RECORD SET

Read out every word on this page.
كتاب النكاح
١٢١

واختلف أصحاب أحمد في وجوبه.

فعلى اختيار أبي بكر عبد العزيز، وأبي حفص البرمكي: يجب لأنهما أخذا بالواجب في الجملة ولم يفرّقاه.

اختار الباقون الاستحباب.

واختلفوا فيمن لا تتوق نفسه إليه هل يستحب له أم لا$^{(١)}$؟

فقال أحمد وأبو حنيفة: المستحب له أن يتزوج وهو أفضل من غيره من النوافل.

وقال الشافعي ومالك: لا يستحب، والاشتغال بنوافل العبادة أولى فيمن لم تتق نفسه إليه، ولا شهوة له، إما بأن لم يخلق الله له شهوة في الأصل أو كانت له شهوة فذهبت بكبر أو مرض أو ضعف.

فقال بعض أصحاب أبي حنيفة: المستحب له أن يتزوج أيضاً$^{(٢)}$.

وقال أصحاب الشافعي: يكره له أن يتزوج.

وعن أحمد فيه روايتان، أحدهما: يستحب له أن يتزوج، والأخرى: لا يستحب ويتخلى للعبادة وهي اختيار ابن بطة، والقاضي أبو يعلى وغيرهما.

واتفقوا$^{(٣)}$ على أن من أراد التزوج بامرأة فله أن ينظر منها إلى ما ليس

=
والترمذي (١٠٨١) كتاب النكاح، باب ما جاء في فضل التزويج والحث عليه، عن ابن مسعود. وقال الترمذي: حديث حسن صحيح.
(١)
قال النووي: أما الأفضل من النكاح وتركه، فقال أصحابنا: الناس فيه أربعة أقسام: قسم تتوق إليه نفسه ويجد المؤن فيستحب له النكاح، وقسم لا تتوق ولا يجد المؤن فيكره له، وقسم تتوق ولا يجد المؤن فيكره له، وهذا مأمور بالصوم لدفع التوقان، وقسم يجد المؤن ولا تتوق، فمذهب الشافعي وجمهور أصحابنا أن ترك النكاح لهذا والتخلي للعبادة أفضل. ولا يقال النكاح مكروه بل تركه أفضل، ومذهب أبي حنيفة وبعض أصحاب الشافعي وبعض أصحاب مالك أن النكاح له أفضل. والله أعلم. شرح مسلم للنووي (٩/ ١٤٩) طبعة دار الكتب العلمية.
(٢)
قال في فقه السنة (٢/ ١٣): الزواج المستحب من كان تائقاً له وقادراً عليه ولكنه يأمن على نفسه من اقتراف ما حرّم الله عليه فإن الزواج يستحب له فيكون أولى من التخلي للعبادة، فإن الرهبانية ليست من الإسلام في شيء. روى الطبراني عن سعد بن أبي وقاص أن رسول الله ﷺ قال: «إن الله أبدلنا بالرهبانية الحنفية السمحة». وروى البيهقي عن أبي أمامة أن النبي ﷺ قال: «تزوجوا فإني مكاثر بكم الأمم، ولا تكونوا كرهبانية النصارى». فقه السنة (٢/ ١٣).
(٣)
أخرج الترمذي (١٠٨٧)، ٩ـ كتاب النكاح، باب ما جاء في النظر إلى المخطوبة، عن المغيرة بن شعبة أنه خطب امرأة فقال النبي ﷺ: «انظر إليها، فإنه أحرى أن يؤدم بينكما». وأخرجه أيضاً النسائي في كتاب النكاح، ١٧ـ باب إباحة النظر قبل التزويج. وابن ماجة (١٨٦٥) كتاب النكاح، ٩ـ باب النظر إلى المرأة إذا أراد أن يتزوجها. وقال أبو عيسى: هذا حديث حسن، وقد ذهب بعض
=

EXERCISE DIRECTIONS
All of the data shown above must be copied exactly.

RESPONSE TO THIS EXERCISE
Read out every word on this page.
كتاب النكاح
١٢١

واختلف أصحاب أحمد في وجوبه.

فعلى اختيار أبي بكر عبد العزيز، وأبي حفص البرمكي: يجب لأنهما أخذا بالواجب في الجملة ولم يفرّقاه.

اختار الباقون الاستحباب.

واختلفوا فيمن لا تتوق نفسه إليه هل يستحب له أم لا$^{(١)}$؟

فقال أحمد وأبو حنيفة: المستحب له أن يتزوج وهو أفضل من غيره من النوافل.

وقال الشافعي ومالك: لا يستحب، والاشتغال بنوافل العبادة أولى فيمن لم تتق نفسه إليه، ولا شهوة له، إما بأن لم يخلق الله له شهوة في الأصل أو كانت له شهوة فذهبت بكبر أو مرض أو ضعف.

فقال بعض أصحاب أبي حنيفة: المستحب له أن يتزوج أيضاً$^{(٢)}$.

وقال أصحاب الشافعي: يكره له أن يتزوج.

وعن أحمد فيه روايتان، أحدهما: يستحب له أن يتزوج، والأخرى: لا يستحب ويتخلى للعبادة وهي اختيار ابن بطة، والقاضي أبو يعلى وغيرهما.

واتفقوا$^{(٣)}$ على أن من أراد التزوج بامرأة فله أن ينظر منها إلى ما ليس

=
والترمذي (١٠٨١) كتاب النكاح، باب ما جاء في فضل التزويج والحث عليه، عن ابن مسعود. وقال الترمذي: حديث حسن صحيح.
(١)
قال النووي: أما الأفضل من النكاح وتركه، فقال أصحابنا: الناس فيه أربعة أقسام: قسم تتوق إليه نفسه ويجد المؤن فيستحب له النكاح، وقسم لا تتوق ولا يجد المؤن فيكره له، وقسم تتوق ولا يجد المؤن فيكره له، وهذا مأمور بالصوم لدفع التوقان، وقسم يجد المؤن ولا تتوق، فمذهب الشافعي وجمهور أصحابنا أن ترك النكاح لهذا والتخلي للعبادة أفضل. ولا يقال النكاح مكروه بل تركه أفضل، ومذهب أبي حنيفة وبعض أصحاب الشافعي وبعض أصحاب مالك أن النكاح له أفضل. والله أعلم. شرح مسلم للنووي (٩/ ١٤٩) طبعة دار الكتب العلمية.
(٢)
قال في فقه السنة (٢/ ١٣): الزواج المستحب من كان تائقاً له وقادراً عليه ولكنه يأمن على نفسه من اقتراف ما حرّم الله عليه فإن الزواج يستحب له فيكون أولى من التخلي للعبادة، فإن الرهبانية ليست من الإسلام في شيء. روى الطبراني عن سعد بن أبي وقاص أن رسول الله ﷺ قال: «إن الله أبدلنا بالرهبانية الحنفية السمحة». وروى البيهقي عن أبي أمامة أن النبي ﷺ قال: «تزوجوا فإني مكاثر بكم الأمم، ولا تكونوا كرهبانية النصارى». فقه السنة (٢/ ١٣).
(٣)
أخرج الترمذي (١٠٨٧)، ٩ـ كتاب النكاح، باب ما جاء في النظر إلى المخطوبة، عن المغيرة بن شعبة أنه خطب امرأة فقال النبي ﷺ: «انظر إليها، فإنه أحرى أن يؤدم بينكما». وأخرجه أيضاً النسائي في كتاب النكاح، ١٧ـ باب إباحة النظر قبل التزويج. وابن ماجة (١٨٦٥) كتاب النكاح، ٩ـ باب النظر إلى المرأة إذا أراد أن يتزوجها. وقال أبو عيسى: هذا حديث حسن، وقد ذهب بعض
=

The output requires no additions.